■ **Your objective**:
Set down, exactly as written, the lines from the line holding "Convert this document image to plain text." to the end of the data, inclusive, skipping any pictures.

■ **Extracted records**:
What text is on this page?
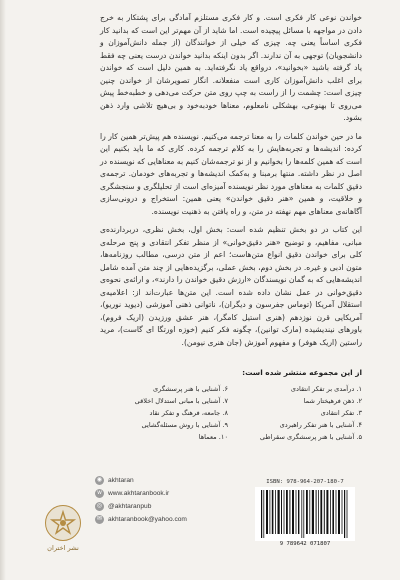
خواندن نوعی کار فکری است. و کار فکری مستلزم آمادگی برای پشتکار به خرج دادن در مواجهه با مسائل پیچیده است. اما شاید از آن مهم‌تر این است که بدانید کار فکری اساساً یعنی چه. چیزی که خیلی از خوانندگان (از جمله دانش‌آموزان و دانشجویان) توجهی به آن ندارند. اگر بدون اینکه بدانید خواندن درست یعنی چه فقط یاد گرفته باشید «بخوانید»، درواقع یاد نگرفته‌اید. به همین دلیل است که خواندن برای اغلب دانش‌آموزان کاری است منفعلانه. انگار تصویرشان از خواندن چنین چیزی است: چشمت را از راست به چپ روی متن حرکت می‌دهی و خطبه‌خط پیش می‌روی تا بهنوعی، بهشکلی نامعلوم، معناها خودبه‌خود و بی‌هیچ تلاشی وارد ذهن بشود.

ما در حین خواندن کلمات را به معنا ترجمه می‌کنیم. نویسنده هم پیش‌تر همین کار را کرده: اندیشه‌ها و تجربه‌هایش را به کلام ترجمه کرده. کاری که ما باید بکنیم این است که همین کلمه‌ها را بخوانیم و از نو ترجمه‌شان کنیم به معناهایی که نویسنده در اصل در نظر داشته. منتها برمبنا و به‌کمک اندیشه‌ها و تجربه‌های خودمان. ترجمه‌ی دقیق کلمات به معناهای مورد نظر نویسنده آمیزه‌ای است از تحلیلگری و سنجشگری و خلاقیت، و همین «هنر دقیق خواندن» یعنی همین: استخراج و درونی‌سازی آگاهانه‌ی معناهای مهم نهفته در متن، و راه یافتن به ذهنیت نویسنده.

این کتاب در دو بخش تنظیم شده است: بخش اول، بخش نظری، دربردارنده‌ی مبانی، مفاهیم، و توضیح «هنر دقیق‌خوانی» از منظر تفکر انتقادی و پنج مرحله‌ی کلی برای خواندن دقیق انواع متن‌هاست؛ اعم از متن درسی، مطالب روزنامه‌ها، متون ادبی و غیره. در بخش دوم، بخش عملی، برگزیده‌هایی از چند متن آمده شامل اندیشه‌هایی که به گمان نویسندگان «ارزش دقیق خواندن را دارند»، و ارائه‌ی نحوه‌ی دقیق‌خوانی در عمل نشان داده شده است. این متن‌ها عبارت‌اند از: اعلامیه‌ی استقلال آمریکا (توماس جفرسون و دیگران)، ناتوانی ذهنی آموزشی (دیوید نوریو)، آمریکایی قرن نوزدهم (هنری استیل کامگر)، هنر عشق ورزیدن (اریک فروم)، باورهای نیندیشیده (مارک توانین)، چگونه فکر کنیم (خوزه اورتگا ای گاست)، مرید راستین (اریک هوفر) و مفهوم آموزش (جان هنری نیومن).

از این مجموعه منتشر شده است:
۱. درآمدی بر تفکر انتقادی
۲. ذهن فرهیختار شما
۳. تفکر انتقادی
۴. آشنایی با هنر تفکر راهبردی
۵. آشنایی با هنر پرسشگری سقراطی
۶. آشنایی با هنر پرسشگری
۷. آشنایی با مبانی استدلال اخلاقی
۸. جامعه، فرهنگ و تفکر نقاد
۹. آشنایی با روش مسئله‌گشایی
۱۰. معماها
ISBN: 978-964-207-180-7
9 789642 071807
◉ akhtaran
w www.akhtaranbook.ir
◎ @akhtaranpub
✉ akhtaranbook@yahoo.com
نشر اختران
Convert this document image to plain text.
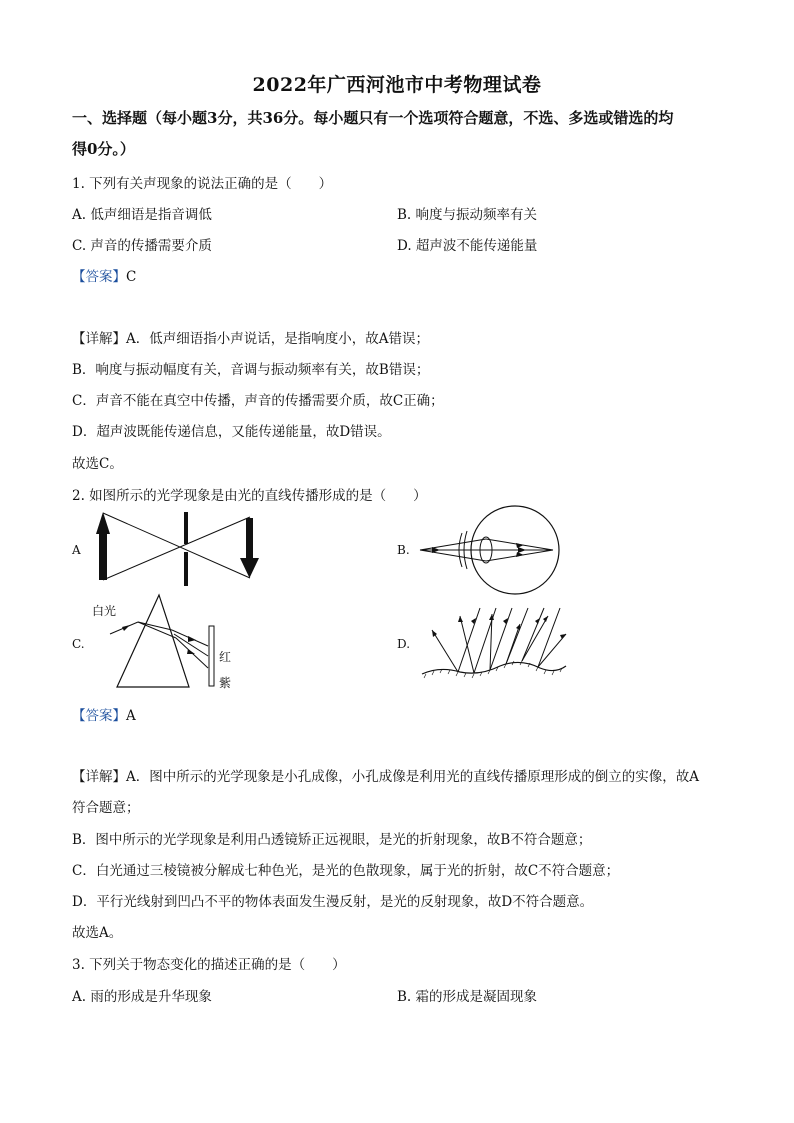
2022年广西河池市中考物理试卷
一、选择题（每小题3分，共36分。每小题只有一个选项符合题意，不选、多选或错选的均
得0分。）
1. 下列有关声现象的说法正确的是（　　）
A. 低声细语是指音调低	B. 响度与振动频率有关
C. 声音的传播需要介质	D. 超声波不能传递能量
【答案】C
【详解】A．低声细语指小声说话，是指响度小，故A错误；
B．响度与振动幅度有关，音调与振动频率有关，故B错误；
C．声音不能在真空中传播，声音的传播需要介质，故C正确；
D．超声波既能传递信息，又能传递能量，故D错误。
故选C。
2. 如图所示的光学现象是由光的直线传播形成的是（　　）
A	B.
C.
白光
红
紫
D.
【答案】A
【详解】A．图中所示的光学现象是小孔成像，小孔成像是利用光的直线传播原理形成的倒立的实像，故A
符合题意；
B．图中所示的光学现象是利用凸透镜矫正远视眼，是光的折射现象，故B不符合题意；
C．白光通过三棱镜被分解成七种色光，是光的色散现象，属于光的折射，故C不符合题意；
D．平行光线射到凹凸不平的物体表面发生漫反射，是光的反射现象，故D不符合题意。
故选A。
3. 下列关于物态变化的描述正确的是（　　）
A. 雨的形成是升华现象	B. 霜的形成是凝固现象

■ **The result**:
Convert this document image to plain text.
2022年广西河池市中考物理试卷
一、选择题（每小题3分，共36分。每小题只有一个选项符合题意，不选、多选或错选的均
得0分。）
1. 下列有关声现象的说法正确的是（　　）
A. 低声细语是指音调低	B. 响度与振动频率有关
C. 声音的传播需要介质	D. 超声波不能传递能量
【答案】C
【详解】A．低声细语指小声说话，是指响度小，故A错误；
B．响度与振动幅度有关，音调与振动频率有关，故B错误；
C．声音不能在真空中传播，声音的传播需要介质，故C正确；
D．超声波既能传递信息，又能传递能量，故D错误。
故选C。
2. 如图所示的光学现象是由光的直线传播形成的是（　　）
A	B.
C.
白光
红
紫
D.
【答案】A
【详解】A．图中所示的光学现象是小孔成像，小孔成像是利用光的直线传播原理形成的倒立的实像，故A
符合题意；
B．图中所示的光学现象是利用凸透镜矫正远视眼，是光的折射现象，故B不符合题意；
C．白光通过三棱镜被分解成七种色光，是光的色散现象，属于光的折射，故C不符合题意；
D．平行光线射到凹凸不平的物体表面发生漫反射，是光的反射现象，故D不符合题意。
故选A。
3. 下列关于物态变化的描述正确的是（　　）
A. 雨的形成是升华现象	B. 霜的形成是凝固现象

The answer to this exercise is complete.